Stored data

• • • •

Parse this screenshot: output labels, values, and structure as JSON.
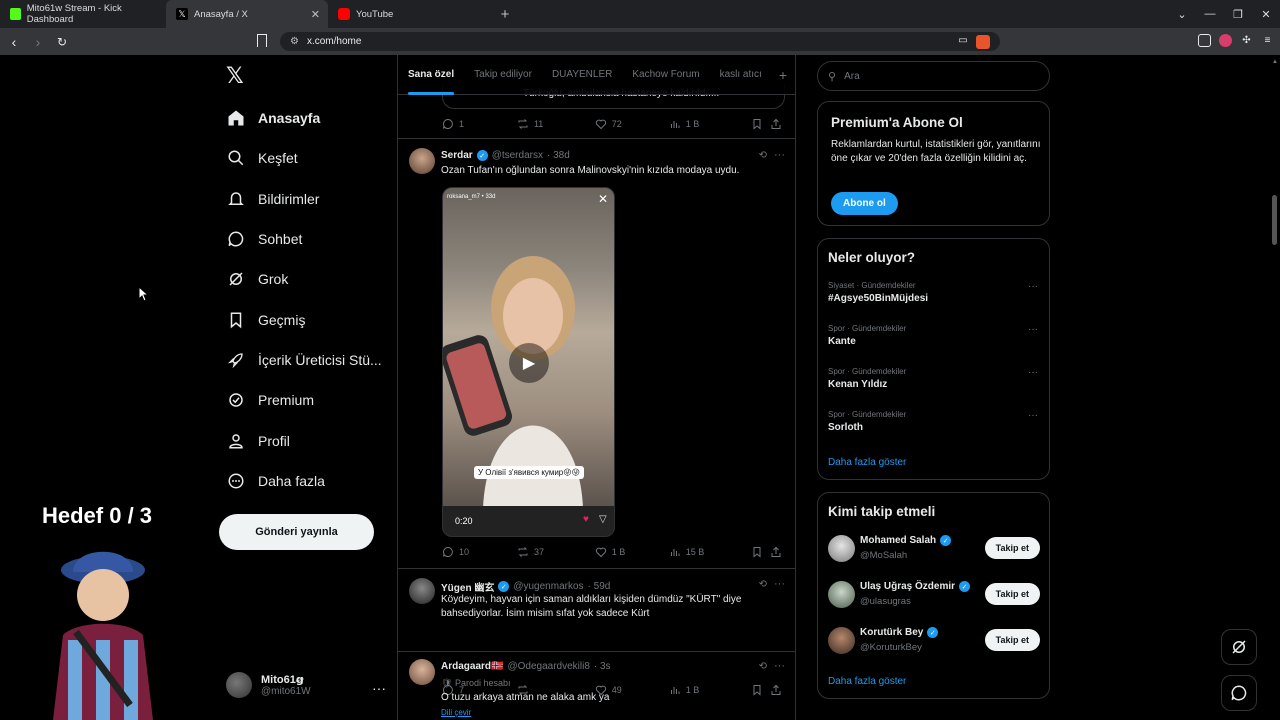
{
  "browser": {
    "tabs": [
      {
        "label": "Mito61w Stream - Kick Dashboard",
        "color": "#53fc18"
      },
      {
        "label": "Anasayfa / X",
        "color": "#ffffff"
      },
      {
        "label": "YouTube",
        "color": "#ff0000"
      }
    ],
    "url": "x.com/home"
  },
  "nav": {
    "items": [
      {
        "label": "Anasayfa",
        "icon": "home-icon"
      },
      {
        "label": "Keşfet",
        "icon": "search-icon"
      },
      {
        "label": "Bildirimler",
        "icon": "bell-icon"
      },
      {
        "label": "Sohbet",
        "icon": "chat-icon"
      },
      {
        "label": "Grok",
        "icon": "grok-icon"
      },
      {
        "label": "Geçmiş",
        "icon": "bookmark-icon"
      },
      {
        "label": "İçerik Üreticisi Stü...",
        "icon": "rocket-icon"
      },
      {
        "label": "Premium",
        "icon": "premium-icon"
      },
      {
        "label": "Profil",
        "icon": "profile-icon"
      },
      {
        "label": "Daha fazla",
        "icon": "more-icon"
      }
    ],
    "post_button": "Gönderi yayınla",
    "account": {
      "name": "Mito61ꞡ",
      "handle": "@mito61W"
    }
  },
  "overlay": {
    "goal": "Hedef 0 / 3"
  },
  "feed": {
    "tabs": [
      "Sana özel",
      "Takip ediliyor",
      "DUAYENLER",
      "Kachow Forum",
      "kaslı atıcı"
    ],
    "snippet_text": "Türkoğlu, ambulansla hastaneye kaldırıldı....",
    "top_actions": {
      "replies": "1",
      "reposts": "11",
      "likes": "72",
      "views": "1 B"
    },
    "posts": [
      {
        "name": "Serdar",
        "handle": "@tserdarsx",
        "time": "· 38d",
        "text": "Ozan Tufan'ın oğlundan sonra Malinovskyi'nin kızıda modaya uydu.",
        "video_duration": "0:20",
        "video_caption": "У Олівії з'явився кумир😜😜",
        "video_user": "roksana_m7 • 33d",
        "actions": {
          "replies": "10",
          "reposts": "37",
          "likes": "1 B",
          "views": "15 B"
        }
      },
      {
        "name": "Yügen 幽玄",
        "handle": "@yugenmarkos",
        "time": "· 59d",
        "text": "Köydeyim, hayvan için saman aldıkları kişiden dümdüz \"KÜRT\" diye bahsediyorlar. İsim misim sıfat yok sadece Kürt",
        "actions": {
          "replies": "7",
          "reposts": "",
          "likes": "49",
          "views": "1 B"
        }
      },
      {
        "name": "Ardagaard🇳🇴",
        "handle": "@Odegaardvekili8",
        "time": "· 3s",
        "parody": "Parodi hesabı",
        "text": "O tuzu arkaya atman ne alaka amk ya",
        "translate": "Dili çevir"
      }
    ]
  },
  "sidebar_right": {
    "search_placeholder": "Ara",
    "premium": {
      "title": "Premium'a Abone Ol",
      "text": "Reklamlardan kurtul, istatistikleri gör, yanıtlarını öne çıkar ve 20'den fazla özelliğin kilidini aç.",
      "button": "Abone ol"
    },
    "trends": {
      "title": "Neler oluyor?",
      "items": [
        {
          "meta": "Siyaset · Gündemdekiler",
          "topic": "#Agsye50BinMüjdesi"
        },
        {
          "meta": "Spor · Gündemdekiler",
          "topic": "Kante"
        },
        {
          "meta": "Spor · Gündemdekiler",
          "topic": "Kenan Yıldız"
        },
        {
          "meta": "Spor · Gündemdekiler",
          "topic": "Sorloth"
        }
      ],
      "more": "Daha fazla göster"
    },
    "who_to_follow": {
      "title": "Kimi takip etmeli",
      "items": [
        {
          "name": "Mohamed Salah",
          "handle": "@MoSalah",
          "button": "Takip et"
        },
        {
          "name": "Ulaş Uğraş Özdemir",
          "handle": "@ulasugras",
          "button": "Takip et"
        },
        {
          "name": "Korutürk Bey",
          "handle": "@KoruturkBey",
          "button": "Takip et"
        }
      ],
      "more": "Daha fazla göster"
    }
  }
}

• • • •

◆ Directive ◆
Retype each entry precisely. Skip images entirely.

◆ Answer to the problem ◆
Parse this screenshot: output labels, values, and structure as JSON.
{
  "browser": {
    "tabs": [
      {
        "label": "Mito61w Stream - Kick Dashboard",
        "color": "#53fc18"
      },
      {
        "label": "Anasayfa / X",
        "color": "#ffffff"
      },
      {
        "label": "YouTube",
        "color": "#ff0000"
      }
    ],
    "url": "x.com/home"
  },
  "nav": {
    "items": [
      {
        "label": "Anasayfa",
        "icon": "home-icon"
      },
      {
        "label": "Keşfet",
        "icon": "search-icon"
      },
      {
        "label": "Bildirimler",
        "icon": "bell-icon"
      },
      {
        "label": "Sohbet",
        "icon": "chat-icon"
      },
      {
        "label": "Grok",
        "icon": "grok-icon"
      },
      {
        "label": "Geçmiş",
        "icon": "bookmark-icon"
      },
      {
        "label": "İçerik Üreticisi Stü...",
        "icon": "rocket-icon"
      },
      {
        "label": "Premium",
        "icon": "premium-icon"
      },
      {
        "label": "Profil",
        "icon": "profile-icon"
      },
      {
        "label": "Daha fazla",
        "icon": "more-icon"
      }
    ],
    "post_button": "Gönderi yayınla",
    "account": {
      "name": "Mito61ꞡ",
      "handle": "@mito61W"
    }
  },
  "overlay": {
    "goal": "Hedef 0 / 3"
  },
  "feed": {
    "tabs": [
      "Sana özel",
      "Takip ediliyor",
      "DUAYENLER",
      "Kachow Forum",
      "kaslı atıcı"
    ],
    "snippet_text": "Türkoğlu, ambulansla hastaneye kaldırıldı....",
    "top_actions": {
      "replies": "1",
      "reposts": "11",
      "likes": "72",
      "views": "1 B"
    },
    "posts": [
      {
        "name": "Serdar",
        "handle": "@tserdarsx",
        "time": "· 38d",
        "text": "Ozan Tufan'ın oğlundan sonra Malinovskyi'nin kızıda modaya uydu.",
        "video_duration": "0:20",
        "video_caption": "У Олівії з'явився кумир😜😜",
        "video_user": "roksana_m7 • 33d",
        "actions": {
          "replies": "10",
          "reposts": "37",
          "likes": "1 B",
          "views": "15 B"
        }
      },
      {
        "name": "Yügen 幽玄",
        "handle": "@yugenmarkos",
        "time": "· 59d",
        "text": "Köydeyim, hayvan için saman aldıkları kişiden dümdüz \"KÜRT\" diye bahsediyorlar. İsim misim sıfat yok sadece Kürt",
        "actions": {
          "replies": "7",
          "reposts": "",
          "likes": "49",
          "views": "1 B"
        }
      },
      {
        "name": "Ardagaard🇳🇴",
        "handle": "@Odegaardvekili8",
        "time": "· 3s",
        "parody": "Parodi hesabı",
        "text": "O tuzu arkaya atman ne alaka amk ya",
        "translate": "Dili çevir"
      }
    ]
  },
  "sidebar_right": {
    "search_placeholder": "Ara",
    "premium": {
      "title": "Premium'a Abone Ol",
      "text": "Reklamlardan kurtul, istatistikleri gör, yanıtlarını öne çıkar ve 20'den fazla özelliğin kilidini aç.",
      "button": "Abone ol"
    },
    "trends": {
      "title": "Neler oluyor?",
      "items": [
        {
          "meta": "Siyaset · Gündemdekiler",
          "topic": "#Agsye50BinMüjdesi"
        },
        {
          "meta": "Spor · Gündemdekiler",
          "topic": "Kante"
        },
        {
          "meta": "Spor · Gündemdekiler",
          "topic": "Kenan Yıldız"
        },
        {
          "meta": "Spor · Gündemdekiler",
          "topic": "Sorloth"
        }
      ],
      "more": "Daha fazla göster"
    },
    "who_to_follow": {
      "title": "Kimi takip etmeli",
      "items": [
        {
          "name": "Mohamed Salah",
          "handle": "@MoSalah",
          "button": "Takip et"
        },
        {
          "name": "Ulaş Uğraş Özdemir",
          "handle": "@ulasugras",
          "button": "Takip et"
        },
        {
          "name": "Korutürk Bey",
          "handle": "@KoruturkBey",
          "button": "Takip et"
        }
      ],
      "more": "Daha fazla göster"
    }
  }
}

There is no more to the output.